*Exercise:*
Pick up the journal abstract on classroom programs to prevent adolescent depression, writing on from the end of its final sentence.

Elsevier

Journal of Affective Disorders

Volume 186, 1 November 2015, Pages 320-327
Journal of Affective Disorders

Research report
Examining reward-seeking, negative self-beliefs and over-general autobiographical memory as mechanisms of change in classroom prevention programs for adolescent depression

https://doi.org/10.1016/j.jad.2015.07.019Get rights and content
Under a Creative Commons license
open access

Highlights

  • We compared three classroom interventions (TRY, CBT, MCBT) and control.

  • We tested if the interventions changed three cognitive risk factors.

  • Reward-seeking increased after TRY and was related to a reduction in depression.

  • TRY was superior to the other interventions in terms of reducing depressive symptoms.

  • Incorporating reward training into universal prevention programs may be useful.

Abstract

Background

Effective methods to prevent adolescent depressive symptoms could reduce suffering and burden across the lifespan. However, psychological interventions delivered to adolescents show efficacy only in symptomatic or high-risk youth. Targeting causal risk factors and assessing mechanistic change can help devise efficacious universal or classroom based prevention programs.

*Supplied data:*

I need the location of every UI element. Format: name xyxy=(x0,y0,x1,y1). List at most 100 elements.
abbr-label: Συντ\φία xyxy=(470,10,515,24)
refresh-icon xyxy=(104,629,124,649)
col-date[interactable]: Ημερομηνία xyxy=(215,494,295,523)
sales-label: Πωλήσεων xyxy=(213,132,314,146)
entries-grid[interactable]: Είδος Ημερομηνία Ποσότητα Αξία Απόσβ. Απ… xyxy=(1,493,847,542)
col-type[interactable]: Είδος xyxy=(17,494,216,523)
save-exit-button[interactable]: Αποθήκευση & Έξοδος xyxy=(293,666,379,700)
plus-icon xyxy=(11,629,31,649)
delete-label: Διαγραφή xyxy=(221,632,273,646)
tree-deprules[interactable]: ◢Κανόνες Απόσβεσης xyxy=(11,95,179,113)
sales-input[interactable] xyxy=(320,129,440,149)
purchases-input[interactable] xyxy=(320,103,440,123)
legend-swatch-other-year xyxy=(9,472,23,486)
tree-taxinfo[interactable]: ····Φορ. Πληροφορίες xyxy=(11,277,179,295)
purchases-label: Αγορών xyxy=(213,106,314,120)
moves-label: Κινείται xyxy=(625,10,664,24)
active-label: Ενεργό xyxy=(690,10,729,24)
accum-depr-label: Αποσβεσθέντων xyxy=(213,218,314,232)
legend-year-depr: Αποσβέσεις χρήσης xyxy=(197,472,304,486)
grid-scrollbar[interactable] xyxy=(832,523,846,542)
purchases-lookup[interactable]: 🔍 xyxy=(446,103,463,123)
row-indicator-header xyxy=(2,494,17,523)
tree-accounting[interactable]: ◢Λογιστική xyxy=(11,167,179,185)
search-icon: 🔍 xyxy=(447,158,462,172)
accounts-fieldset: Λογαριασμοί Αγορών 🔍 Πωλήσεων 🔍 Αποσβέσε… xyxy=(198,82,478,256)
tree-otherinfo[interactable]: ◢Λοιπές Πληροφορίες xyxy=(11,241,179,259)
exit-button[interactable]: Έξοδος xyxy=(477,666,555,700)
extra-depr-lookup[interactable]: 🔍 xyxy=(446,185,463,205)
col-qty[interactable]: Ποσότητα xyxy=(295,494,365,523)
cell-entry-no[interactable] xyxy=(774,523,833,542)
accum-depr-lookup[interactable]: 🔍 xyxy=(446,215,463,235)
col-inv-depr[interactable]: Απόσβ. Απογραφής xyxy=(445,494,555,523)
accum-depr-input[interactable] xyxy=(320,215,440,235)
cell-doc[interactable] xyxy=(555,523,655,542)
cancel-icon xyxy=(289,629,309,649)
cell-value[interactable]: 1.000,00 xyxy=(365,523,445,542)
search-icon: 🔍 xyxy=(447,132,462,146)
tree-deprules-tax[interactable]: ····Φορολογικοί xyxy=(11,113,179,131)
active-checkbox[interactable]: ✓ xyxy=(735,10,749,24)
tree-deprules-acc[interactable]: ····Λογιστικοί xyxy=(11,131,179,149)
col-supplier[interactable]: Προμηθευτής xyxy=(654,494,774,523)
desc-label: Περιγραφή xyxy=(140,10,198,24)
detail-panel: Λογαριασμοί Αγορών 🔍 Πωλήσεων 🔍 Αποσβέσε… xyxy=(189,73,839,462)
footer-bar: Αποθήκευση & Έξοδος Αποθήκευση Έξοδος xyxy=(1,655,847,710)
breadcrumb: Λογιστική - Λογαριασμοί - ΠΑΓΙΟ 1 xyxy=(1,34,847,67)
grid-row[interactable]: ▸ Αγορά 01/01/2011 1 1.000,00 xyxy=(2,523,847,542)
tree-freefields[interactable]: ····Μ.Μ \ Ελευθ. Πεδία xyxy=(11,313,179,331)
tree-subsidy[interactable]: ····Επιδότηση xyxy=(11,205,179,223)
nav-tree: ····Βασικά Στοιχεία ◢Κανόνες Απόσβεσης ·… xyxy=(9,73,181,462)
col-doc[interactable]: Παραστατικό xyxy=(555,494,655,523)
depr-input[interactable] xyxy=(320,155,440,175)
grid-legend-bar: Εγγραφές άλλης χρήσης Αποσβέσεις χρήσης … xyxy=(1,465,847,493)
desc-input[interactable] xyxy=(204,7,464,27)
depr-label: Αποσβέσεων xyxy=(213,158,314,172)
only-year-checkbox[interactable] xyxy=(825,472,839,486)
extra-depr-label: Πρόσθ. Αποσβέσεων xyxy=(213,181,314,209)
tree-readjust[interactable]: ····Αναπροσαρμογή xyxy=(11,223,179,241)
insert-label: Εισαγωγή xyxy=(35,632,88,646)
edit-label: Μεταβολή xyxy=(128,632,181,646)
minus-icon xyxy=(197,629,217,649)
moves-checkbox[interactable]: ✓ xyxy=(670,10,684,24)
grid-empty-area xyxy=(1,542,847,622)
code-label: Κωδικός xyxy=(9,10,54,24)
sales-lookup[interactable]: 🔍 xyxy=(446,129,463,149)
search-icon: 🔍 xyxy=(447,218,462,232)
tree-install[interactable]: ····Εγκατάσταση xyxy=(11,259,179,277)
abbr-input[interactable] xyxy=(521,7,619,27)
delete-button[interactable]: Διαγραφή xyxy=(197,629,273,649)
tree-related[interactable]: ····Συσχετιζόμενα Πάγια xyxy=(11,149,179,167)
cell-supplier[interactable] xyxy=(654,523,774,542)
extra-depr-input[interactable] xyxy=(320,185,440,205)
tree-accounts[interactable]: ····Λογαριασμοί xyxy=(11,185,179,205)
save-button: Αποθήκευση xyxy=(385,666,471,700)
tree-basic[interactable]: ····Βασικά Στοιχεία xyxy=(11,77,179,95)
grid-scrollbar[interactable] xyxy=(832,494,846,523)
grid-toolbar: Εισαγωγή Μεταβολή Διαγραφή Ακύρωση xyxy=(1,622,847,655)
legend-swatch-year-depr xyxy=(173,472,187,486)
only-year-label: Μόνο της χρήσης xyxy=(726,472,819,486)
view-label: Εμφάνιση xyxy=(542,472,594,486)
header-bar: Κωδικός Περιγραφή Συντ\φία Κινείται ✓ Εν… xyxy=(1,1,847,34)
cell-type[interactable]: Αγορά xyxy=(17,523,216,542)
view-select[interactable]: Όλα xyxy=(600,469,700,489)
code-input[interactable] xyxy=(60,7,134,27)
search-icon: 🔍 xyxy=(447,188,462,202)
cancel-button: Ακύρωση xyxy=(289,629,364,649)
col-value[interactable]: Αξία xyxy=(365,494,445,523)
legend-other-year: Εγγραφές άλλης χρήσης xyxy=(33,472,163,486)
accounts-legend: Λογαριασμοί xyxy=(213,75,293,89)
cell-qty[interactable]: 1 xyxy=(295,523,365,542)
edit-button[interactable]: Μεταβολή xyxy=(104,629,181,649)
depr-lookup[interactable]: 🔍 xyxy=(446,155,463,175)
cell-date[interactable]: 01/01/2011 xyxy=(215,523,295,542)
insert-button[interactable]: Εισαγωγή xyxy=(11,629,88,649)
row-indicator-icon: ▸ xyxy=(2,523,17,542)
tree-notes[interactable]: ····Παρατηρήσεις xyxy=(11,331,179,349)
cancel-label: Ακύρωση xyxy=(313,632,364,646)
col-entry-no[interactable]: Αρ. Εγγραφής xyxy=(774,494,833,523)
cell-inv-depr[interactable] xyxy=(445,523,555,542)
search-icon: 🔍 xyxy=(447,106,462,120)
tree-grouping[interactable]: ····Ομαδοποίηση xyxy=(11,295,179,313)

*Answer section:*
Methods

A non-randomized longitudinal design was used to compare three classroom-based prevention programs for adolescent depression (Behavioral Activation with Reward Processing, “Thinking about Reward in Young People” (TRY); Cognitive Behavioral Therapy (CBT) and Mindfulness Based Cognitive Therapy (MBCT)), and determine cognitive mechanisms of change in these programs. Cognitive mechanisms examined were reward-seeking, negative self-beliefs (assessed with behavioral tasks) and over-general autobiographical memory. 256 healthy adolescents aged 13–14 participated with 236 (92%) and 227 (89%) completing the pre- and post-assessments.

Results

TRY was the only intervention associated with a reduction in depressive symptoms at follow-up. Reward-seeking increased following TRY. In the other programs there were non-significant changes in cognitive mechanisms, with more reflective negative self-beliefs in CBT and fewer over-general autobiographical memories in MBCT In the TRY program, which focused on increasing sensitivity to rewarding activities, reward seeking increased and this was associated with decreased depressive symptoms.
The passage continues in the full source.